_Figure contents as structured data_
========

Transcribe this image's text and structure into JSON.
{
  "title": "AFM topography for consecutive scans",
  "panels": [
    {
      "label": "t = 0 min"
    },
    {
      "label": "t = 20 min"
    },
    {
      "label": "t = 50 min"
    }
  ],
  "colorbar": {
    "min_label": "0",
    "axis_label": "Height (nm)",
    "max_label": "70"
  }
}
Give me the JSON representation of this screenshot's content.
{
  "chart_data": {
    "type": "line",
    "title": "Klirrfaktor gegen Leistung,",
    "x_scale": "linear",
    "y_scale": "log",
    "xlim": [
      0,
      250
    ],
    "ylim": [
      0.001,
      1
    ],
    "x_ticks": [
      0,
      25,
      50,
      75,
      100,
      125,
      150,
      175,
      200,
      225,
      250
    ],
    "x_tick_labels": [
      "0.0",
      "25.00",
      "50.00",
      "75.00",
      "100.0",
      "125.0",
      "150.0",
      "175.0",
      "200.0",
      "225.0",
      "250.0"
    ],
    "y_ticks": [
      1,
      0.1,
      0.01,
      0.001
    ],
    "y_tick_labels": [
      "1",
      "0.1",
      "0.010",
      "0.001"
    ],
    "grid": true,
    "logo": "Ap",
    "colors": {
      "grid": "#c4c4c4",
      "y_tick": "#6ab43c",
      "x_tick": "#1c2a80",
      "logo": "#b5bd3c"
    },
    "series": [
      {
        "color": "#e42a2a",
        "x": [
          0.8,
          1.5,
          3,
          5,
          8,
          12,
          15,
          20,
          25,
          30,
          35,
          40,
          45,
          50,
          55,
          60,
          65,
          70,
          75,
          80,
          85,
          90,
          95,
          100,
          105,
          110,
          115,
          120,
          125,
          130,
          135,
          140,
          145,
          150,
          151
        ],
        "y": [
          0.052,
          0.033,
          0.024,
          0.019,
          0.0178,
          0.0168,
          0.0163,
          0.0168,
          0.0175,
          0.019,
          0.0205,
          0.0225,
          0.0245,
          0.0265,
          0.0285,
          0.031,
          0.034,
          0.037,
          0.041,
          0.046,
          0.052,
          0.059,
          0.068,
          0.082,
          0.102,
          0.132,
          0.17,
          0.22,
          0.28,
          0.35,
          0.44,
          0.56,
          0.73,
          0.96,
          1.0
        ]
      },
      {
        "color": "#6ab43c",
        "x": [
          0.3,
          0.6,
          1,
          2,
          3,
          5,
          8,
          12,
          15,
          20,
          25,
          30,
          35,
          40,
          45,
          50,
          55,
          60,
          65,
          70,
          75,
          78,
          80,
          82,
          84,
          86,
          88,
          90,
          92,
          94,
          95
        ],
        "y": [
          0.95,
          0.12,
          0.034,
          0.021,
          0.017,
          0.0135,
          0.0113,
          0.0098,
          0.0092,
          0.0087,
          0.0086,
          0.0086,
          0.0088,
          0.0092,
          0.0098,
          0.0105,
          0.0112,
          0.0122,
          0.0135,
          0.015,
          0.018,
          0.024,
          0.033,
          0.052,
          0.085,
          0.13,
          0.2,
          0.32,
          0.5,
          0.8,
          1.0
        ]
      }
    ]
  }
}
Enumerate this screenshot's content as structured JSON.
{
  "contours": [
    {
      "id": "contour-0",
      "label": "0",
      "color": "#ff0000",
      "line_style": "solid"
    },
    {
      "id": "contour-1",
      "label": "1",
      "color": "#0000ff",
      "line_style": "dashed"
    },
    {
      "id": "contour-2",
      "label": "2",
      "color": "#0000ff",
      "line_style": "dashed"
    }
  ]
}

========

_AIM OF THE EXERCISE_
Report only how many lines of the listing hold the word "screenshot".

_RESPONSE_
2